-------- Material for the task --------

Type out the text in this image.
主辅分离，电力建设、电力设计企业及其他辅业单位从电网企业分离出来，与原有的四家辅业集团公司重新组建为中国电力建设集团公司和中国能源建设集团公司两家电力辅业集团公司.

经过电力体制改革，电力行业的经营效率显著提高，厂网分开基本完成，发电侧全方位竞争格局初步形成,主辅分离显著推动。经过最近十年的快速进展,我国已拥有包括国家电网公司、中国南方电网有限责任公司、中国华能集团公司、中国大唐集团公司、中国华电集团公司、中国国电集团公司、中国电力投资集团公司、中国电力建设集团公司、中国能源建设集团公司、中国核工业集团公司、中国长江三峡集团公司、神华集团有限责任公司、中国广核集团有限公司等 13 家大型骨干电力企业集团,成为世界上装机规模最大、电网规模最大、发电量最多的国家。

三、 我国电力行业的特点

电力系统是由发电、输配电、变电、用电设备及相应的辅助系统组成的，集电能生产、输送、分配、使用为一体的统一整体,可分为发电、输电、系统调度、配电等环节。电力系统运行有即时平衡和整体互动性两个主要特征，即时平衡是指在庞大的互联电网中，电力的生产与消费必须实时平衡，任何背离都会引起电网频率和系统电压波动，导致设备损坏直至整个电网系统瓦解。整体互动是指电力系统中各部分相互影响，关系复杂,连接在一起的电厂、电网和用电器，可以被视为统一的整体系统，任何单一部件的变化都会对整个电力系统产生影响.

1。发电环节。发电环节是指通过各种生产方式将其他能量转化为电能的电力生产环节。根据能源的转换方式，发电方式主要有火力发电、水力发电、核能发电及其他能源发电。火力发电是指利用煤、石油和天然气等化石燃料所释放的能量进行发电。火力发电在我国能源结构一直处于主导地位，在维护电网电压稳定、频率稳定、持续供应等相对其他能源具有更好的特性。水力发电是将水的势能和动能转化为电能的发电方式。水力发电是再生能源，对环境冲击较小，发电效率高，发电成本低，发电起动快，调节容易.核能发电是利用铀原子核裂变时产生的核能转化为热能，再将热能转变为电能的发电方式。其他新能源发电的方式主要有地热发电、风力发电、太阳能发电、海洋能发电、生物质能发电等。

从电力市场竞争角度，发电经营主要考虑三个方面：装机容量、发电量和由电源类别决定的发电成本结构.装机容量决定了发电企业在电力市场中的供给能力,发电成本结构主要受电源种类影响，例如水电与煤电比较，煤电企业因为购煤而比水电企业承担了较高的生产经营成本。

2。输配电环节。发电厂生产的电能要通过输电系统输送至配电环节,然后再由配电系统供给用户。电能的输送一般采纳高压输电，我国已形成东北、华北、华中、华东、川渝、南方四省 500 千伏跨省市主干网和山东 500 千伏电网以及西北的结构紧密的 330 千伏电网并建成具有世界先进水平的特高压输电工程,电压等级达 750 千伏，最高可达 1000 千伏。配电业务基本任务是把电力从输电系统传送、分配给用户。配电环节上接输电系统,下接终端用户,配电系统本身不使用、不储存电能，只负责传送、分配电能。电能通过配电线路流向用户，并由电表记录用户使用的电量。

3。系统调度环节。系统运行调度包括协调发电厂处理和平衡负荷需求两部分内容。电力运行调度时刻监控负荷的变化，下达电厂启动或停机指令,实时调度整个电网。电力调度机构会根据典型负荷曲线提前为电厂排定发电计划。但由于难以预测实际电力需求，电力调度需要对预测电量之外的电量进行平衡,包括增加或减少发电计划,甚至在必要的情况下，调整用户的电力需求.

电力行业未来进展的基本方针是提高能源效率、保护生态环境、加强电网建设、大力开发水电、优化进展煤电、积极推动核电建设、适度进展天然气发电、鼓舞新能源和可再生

--------

= Do this =
Repeat the records above exactly as they appear.

= Result =
Type out the text in this image.
主辅分离，电力建设、电力设计企业及其他辅业单位从电网企业分离出来，与原有的四家辅业集团公司重新组建为中国电力建设集团公司和中国能源建设集团公司两家电力辅业集团公司.

经过电力体制改革，电力行业的经营效率显著提高，厂网分开基本完成，发电侧全方位竞争格局初步形成,主辅分离显著推动。经过最近十年的快速进展,我国已拥有包括国家电网公司、中国南方电网有限责任公司、中国华能集团公司、中国大唐集团公司、中国华电集团公司、中国国电集团公司、中国电力投资集团公司、中国电力建设集团公司、中国能源建设集团公司、中国核工业集团公司、中国长江三峡集团公司、神华集团有限责任公司、中国广核集团有限公司等 13 家大型骨干电力企业集团,成为世界上装机规模最大、电网规模最大、发电量最多的国家。

三、 我国电力行业的特点

电力系统是由发电、输配电、变电、用电设备及相应的辅助系统组成的，集电能生产、输送、分配、使用为一体的统一整体,可分为发电、输电、系统调度、配电等环节。电力系统运行有即时平衡和整体互动性两个主要特征，即时平衡是指在庞大的互联电网中，电力的生产与消费必须实时平衡，任何背离都会引起电网频率和系统电压波动，导致设备损坏直至整个电网系统瓦解。整体互动是指电力系统中各部分相互影响，关系复杂,连接在一起的电厂、电网和用电器，可以被视为统一的整体系统，任何单一部件的变化都会对整个电力系统产生影响.

1。发电环节。发电环节是指通过各种生产方式将其他能量转化为电能的电力生产环节。根据能源的转换方式，发电方式主要有火力发电、水力发电、核能发电及其他能源发电。火力发电是指利用煤、石油和天然气等化石燃料所释放的能量进行发电。火力发电在我国能源结构一直处于主导地位，在维护电网电压稳定、频率稳定、持续供应等相对其他能源具有更好的特性。水力发电是将水的势能和动能转化为电能的发电方式。水力发电是再生能源，对环境冲击较小，发电效率高，发电成本低，发电起动快，调节容易.核能发电是利用铀原子核裂变时产生的核能转化为热能，再将热能转变为电能的发电方式。其他新能源发电的方式主要有地热发电、风力发电、太阳能发电、海洋能发电、生物质能发电等。

从电力市场竞争角度，发电经营主要考虑三个方面：装机容量、发电量和由电源类别决定的发电成本结构.装机容量决定了发电企业在电力市场中的供给能力,发电成本结构主要受电源种类影响，例如水电与煤电比较，煤电企业因为购煤而比水电企业承担了较高的生产经营成本。

2。输配电环节。发电厂生产的电能要通过输电系统输送至配电环节,然后再由配电系统供给用户。电能的输送一般采纳高压输电，我国已形成东北、华北、华中、华东、川渝、南方四省 500 千伏跨省市主干网和山东 500 千伏电网以及西北的结构紧密的 330 千伏电网并建成具有世界先进水平的特高压输电工程,电压等级达 750 千伏，最高可达 1000 千伏。配电业务基本任务是把电力从输电系统传送、分配给用户。配电环节上接输电系统,下接终端用户,配电系统本身不使用、不储存电能，只负责传送、分配电能。电能通过配电线路流向用户，并由电表记录用户使用的电量。

3。系统调度环节。系统运行调度包括协调发电厂处理和平衡负荷需求两部分内容。电力运行调度时刻监控负荷的变化，下达电厂启动或停机指令,实时调度整个电网。电力调度机构会根据典型负荷曲线提前为电厂排定发电计划。但由于难以预测实际电力需求，电力调度需要对预测电量之外的电量进行平衡,包括增加或减少发电计划,甚至在必要的情况下，调整用户的电力需求.

电力行业未来进展的基本方针是提高能源效率、保护生态环境、加强电网建设、大力开发水电、优化进展煤电、积极推动核电建设、适度进展天然气发电、鼓舞新能源和可再生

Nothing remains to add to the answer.